→ REQUIRED TASK: Write out every entry word for word.

>> begin

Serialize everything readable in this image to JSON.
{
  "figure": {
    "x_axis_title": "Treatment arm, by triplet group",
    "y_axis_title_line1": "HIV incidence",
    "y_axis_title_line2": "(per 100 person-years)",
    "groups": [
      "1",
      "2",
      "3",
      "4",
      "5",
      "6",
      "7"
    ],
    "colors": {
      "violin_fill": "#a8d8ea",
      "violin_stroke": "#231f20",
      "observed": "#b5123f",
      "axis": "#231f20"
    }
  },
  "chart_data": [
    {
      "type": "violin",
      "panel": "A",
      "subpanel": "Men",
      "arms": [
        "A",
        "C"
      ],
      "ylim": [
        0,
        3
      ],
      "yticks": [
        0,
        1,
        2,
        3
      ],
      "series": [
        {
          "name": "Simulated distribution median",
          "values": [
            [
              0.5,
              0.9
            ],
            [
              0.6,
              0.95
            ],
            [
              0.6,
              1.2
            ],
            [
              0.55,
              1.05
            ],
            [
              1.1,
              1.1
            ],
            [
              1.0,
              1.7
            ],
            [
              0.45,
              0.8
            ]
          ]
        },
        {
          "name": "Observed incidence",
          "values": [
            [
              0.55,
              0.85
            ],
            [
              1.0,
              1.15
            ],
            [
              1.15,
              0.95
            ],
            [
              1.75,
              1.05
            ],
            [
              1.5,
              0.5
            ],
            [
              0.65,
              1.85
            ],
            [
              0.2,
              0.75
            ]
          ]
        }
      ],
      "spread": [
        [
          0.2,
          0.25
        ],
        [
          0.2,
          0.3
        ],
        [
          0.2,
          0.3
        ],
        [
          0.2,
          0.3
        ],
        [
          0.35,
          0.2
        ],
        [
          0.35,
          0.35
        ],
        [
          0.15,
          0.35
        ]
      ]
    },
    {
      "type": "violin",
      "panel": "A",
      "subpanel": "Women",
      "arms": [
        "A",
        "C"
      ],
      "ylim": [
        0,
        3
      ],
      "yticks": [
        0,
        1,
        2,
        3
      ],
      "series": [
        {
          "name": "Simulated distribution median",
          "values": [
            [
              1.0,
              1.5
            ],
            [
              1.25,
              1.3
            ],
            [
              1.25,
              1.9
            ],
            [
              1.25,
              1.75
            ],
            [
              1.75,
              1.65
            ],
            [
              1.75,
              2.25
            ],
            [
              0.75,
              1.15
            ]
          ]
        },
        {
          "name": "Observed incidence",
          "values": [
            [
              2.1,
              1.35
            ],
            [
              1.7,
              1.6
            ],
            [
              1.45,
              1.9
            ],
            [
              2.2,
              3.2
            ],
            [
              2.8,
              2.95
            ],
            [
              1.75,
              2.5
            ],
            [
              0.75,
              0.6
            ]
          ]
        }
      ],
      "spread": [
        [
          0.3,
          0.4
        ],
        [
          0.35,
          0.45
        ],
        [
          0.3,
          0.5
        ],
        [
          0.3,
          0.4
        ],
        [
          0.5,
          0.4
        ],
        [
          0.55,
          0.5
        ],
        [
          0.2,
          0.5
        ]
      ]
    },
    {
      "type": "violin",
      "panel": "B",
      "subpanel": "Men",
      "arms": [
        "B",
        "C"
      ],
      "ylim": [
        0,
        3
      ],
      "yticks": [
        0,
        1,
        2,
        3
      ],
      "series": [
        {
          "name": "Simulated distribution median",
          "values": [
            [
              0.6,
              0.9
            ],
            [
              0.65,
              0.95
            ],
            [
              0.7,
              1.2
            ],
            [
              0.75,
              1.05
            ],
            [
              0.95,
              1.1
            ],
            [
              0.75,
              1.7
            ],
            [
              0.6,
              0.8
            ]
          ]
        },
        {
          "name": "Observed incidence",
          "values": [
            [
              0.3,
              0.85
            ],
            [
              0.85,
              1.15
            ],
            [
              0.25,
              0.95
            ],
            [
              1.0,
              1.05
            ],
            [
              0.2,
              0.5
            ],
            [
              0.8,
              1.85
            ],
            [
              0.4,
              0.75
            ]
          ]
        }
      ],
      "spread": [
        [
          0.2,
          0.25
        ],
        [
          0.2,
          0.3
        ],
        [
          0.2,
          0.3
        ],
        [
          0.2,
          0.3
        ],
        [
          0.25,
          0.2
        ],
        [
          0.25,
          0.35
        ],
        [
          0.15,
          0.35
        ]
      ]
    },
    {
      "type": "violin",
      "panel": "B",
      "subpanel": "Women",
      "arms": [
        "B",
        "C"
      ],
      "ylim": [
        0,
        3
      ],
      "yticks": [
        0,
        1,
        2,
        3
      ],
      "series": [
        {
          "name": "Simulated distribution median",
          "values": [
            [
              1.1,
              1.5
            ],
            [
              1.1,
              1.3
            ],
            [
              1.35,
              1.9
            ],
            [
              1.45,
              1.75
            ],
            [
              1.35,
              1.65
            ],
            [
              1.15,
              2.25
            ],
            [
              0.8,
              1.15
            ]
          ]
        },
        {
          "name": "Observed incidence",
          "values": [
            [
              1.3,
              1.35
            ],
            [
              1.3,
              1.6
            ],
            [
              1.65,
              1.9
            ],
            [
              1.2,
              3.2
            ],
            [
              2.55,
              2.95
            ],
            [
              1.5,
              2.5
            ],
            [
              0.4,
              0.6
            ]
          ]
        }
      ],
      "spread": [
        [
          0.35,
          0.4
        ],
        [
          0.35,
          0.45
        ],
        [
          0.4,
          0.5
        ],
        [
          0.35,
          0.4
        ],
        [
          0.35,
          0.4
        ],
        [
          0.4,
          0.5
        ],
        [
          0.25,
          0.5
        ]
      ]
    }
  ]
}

>> end

→ PROBLEM SOLUTION:
Serialize everything readable in this image to JSON.
{
  "figure": {
    "x_axis_title": "Treatment arm, by triplet group",
    "y_axis_title_line1": "HIV incidence",
    "y_axis_title_line2": "(per 100 person-years)",
    "groups": [
      "1",
      "2",
      "3",
      "4",
      "5",
      "6",
      "7"
    ],
    "colors": {
      "violin_fill": "#a8d8ea",
      "violin_stroke": "#231f20",
      "observed": "#b5123f",
      "axis": "#231f20"
    }
  },
  "chart_data": [
    {
      "type": "violin",
      "panel": "A",
      "subpanel": "Men",
      "arms": [
        "A",
        "C"
      ],
      "ylim": [
        0,
        3
      ],
      "yticks": [
        0,
        1,
        2,
        3
      ],
      "series": [
        {
          "name": "Simulated distribution median",
          "values": [
            [
              0.5,
              0.9
            ],
            [
              0.6,
              0.95
            ],
            [
              0.6,
              1.2
            ],
            [
              0.55,
              1.05
            ],
            [
              1.1,
              1.1
            ],
            [
              1.0,
              1.7
            ],
            [
              0.45,
              0.8
            ]
          ]
        },
        {
          "name": "Observed incidence",
          "values": [
            [
              0.55,
              0.85
            ],
            [
              1.0,
              1.15
            ],
            [
              1.15,
              0.95
            ],
            [
              1.75,
              1.05
            ],
            [
              1.5,
              0.5
            ],
            [
              0.65,
              1.85
            ],
            [
              0.2,
              0.75
            ]
          ]
        }
      ],
      "spread": [
        [
          0.2,
          0.25
        ],
        [
          0.2,
          0.3
        ],
        [
          0.2,
          0.3
        ],
        [
          0.2,
          0.3
        ],
        [
          0.35,
          0.2
        ],
        [
          0.35,
          0.35
        ],
        [
          0.15,
          0.35
        ]
      ]
    },
    {
      "type": "violin",
      "panel": "A",
      "subpanel": "Women",
      "arms": [
        "A",
        "C"
      ],
      "ylim": [
        0,
        3
      ],
      "yticks": [
        0,
        1,
        2,
        3
      ],
      "series": [
        {
          "name": "Simulated distribution median",
          "values": [
            [
              1.0,
              1.5
            ],
            [
              1.25,
              1.3
            ],
            [
              1.25,
              1.9
            ],
            [
              1.25,
              1.75
            ],
            [
              1.75,
              1.65
            ],
            [
              1.75,
              2.25
            ],
            [
              0.75,
              1.15
            ]
          ]
        },
        {
          "name": "Observed incidence",
          "values": [
            [
              2.1,
              1.35
            ],
            [
              1.7,
              1.6
            ],
            [
              1.45,
              1.9
            ],
            [
              2.2,
              3.2
            ],
            [
              2.8,
              2.95
            ],
            [
              1.75,
              2.5
            ],
            [
              0.75,
              0.6
            ]
          ]
        }
      ],
      "spread": [
        [
          0.3,
          0.4
        ],
        [
          0.35,
          0.45
        ],
        [
          0.3,
          0.5
        ],
        [
          0.3,
          0.4
        ],
        [
          0.5,
          0.4
        ],
        [
          0.55,
          0.5
        ],
        [
          0.2,
          0.5
        ]
      ]
    },
    {
      "type": "violin",
      "panel": "B",
      "subpanel": "Men",
      "arms": [
        "B",
        "C"
      ],
      "ylim": [
        0,
        3
      ],
      "yticks": [
        0,
        1,
        2,
        3
      ],
      "series": [
        {
          "name": "Simulated distribution median",
          "values": [
            [
              0.6,
              0.9
            ],
            [
              0.65,
              0.95
            ],
            [
              0.7,
              1.2
            ],
            [
              0.75,
              1.05
            ],
            [
              0.95,
              1.1
            ],
            [
              0.75,
              1.7
            ],
            [
              0.6,
              0.8
            ]
          ]
        },
        {
          "name": "Observed incidence",
          "values": [
            [
              0.3,
              0.85
            ],
            [
              0.85,
              1.15
            ],
            [
              0.25,
              0.95
            ],
            [
              1.0,
              1.05
            ],
            [
              0.2,
              0.5
            ],
            [
              0.8,
              1.85
            ],
            [
              0.4,
              0.75
            ]
          ]
        }
      ],
      "spread": [
        [
          0.2,
          0.25
        ],
        [
          0.2,
          0.3
        ],
        [
          0.2,
          0.3
        ],
        [
          0.2,
          0.3
        ],
        [
          0.25,
          0.2
        ],
        [
          0.25,
          0.35
        ],
        [
          0.15,
          0.35
        ]
      ]
    },
    {
      "type": "violin",
      "panel": "B",
      "subpanel": "Women",
      "arms": [
        "B",
        "C"
      ],
      "ylim": [
        0,
        3
      ],
      "yticks": [
        0,
        1,
        2,
        3
      ],
      "series": [
        {
          "name": "Simulated distribution median",
          "values": [
            [
              1.1,
              1.5
            ],
            [
              1.1,
              1.3
            ],
            [
              1.35,
              1.9
            ],
            [
              1.45,
              1.75
            ],
            [
              1.35,
              1.65
            ],
            [
              1.15,
              2.25
            ],
            [
              0.8,
              1.15
            ]
          ]
        },
        {
          "name": "Observed incidence",
          "values": [
            [
              1.3,
              1.35
            ],
            [
              1.3,
              1.6
            ],
            [
              1.65,
              1.9
            ],
            [
              1.2,
              3.2
            ],
            [
              2.55,
              2.95
            ],
            [
              1.5,
              2.5
            ],
            [
              0.4,
              0.6
            ]
          ]
        }
      ],
      "spread": [
        [
          0.35,
          0.4
        ],
        [
          0.35,
          0.45
        ],
        [
          0.4,
          0.5
        ],
        [
          0.35,
          0.4
        ],
        [
          0.35,
          0.4
        ],
        [
          0.4,
          0.5
        ],
        [
          0.25,
          0.5
        ]
      ]
    }
  ]
}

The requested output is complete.